■ Entries supplied:
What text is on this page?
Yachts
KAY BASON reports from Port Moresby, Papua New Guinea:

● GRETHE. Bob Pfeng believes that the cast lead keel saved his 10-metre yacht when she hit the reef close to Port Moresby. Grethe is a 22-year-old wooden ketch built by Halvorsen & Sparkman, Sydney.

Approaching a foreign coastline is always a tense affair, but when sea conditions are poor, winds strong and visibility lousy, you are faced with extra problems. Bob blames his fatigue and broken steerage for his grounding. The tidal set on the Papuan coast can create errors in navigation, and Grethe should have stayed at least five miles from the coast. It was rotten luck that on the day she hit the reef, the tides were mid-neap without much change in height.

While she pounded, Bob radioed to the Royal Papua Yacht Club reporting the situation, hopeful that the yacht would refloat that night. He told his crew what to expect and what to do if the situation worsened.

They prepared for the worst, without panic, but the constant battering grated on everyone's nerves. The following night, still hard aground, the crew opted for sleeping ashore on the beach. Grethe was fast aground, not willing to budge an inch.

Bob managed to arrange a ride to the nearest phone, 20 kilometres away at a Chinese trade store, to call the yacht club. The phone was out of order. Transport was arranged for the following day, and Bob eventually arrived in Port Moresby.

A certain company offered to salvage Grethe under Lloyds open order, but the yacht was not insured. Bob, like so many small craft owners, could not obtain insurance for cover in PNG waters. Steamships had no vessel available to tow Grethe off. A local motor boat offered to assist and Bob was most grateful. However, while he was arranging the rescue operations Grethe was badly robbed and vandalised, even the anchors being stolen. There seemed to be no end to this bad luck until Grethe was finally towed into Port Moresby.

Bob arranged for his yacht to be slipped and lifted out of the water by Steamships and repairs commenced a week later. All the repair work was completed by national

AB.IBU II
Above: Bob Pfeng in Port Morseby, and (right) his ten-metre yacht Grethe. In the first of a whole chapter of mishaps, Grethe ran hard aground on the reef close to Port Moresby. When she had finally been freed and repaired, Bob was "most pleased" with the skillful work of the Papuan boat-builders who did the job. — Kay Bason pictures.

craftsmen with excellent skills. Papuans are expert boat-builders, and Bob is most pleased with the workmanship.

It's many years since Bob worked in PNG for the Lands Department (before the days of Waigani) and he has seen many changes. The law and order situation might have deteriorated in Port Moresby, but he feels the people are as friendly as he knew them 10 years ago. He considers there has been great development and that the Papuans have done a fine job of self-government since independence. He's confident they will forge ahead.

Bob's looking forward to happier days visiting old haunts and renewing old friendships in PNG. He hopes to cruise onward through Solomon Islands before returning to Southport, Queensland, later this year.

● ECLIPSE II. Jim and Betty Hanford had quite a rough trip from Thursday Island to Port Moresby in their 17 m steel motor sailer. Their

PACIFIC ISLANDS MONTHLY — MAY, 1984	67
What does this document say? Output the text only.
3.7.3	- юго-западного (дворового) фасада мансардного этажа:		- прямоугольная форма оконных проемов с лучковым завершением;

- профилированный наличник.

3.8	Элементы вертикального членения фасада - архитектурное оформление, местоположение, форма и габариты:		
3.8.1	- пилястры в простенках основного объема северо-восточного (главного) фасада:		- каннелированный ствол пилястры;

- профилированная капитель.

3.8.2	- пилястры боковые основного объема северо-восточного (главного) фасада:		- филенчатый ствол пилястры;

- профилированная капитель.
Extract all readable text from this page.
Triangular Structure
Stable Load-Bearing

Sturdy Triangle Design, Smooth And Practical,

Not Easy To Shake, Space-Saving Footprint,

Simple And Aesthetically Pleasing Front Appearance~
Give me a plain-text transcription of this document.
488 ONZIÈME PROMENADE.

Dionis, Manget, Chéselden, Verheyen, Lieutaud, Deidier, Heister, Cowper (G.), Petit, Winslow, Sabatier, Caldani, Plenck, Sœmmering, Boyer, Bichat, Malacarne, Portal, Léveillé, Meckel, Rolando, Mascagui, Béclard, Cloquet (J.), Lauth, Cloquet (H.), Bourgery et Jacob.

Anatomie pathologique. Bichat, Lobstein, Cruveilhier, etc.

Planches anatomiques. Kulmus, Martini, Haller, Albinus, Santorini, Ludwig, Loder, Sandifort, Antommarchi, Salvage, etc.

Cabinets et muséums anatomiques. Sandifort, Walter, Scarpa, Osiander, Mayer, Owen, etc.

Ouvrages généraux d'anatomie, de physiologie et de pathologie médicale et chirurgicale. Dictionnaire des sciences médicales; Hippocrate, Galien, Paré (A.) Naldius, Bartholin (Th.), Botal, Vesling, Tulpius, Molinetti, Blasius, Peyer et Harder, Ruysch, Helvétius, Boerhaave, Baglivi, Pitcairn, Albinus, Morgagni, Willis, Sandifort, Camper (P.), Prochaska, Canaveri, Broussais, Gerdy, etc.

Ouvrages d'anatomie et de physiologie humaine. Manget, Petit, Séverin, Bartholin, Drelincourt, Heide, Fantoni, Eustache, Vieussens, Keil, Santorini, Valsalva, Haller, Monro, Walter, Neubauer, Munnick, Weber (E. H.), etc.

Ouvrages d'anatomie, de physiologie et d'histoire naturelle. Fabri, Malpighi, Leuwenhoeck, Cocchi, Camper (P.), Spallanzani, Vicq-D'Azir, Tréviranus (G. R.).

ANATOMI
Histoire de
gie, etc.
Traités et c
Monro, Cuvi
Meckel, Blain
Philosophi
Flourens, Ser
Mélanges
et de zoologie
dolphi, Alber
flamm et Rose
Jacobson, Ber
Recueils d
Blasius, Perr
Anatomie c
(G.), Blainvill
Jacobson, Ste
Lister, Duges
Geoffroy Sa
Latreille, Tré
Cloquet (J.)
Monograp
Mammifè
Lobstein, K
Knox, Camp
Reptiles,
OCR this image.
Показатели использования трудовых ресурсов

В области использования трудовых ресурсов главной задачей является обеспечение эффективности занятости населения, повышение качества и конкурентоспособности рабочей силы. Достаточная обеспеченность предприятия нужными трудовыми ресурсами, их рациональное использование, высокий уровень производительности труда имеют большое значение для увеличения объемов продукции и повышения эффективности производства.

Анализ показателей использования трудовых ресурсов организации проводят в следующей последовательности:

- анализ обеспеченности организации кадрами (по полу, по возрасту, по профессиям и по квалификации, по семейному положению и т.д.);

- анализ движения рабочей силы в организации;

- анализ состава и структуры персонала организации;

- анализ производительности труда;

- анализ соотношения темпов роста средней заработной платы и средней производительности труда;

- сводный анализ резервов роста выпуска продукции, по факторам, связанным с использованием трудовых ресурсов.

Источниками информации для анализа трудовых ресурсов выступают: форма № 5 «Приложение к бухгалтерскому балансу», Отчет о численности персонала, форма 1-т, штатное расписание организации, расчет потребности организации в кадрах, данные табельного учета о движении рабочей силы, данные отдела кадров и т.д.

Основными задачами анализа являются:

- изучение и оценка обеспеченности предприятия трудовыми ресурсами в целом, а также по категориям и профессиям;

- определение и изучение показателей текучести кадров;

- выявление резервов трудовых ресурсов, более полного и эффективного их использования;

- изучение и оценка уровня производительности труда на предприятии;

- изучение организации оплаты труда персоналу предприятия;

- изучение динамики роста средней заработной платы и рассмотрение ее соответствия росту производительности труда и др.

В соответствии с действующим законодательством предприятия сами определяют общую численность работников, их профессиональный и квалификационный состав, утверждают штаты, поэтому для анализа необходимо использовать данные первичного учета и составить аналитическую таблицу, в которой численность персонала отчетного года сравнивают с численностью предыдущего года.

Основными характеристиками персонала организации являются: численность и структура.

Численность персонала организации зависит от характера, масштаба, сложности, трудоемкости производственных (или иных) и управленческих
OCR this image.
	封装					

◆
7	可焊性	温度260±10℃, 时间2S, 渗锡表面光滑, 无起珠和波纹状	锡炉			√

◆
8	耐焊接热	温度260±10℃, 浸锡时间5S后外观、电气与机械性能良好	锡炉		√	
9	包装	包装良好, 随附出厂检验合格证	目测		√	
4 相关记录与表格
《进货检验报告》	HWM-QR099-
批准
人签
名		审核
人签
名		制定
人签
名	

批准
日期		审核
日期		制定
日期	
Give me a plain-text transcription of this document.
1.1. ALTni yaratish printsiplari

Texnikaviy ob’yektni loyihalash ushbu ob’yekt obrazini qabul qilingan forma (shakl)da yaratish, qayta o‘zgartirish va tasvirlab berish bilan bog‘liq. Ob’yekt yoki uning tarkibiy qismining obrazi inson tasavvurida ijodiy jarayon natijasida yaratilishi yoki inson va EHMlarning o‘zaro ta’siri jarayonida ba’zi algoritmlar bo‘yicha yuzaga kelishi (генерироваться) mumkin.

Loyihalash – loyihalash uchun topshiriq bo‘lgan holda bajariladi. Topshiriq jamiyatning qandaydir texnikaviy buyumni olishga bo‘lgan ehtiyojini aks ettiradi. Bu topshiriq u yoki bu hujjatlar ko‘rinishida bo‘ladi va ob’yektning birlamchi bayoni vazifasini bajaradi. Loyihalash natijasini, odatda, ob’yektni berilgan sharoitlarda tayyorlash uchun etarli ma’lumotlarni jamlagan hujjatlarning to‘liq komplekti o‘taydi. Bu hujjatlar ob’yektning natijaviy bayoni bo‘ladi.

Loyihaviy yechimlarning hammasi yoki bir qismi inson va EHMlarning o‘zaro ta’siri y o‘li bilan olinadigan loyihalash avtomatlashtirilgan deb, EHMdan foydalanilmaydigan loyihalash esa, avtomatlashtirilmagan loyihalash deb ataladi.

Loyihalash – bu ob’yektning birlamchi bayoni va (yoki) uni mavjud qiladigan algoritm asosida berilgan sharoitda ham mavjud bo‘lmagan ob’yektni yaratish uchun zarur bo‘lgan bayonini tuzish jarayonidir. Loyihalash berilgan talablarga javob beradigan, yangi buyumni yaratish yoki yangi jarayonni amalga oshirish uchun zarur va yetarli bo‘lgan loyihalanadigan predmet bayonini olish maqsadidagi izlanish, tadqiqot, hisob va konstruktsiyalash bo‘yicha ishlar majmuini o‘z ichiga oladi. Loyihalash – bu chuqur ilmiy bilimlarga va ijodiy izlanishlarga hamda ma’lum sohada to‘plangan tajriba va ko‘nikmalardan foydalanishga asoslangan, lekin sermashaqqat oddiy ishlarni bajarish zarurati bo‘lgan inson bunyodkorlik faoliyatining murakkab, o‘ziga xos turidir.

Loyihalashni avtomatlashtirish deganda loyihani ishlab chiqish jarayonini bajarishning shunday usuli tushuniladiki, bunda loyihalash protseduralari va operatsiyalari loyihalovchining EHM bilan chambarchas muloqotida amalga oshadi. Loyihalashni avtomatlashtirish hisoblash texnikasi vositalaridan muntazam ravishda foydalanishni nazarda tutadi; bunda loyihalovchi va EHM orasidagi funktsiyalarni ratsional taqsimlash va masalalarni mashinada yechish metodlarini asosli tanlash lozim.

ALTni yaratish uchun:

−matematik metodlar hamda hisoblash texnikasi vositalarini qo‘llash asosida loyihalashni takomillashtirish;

■ Given task: Find each line holding the string "показателей" and copy it out.

■ Output of the task:
Анализ показателей использования трудовых ресурсов организации проводят в следующей последовательности:
- определение и изучение показателей текучести кадров;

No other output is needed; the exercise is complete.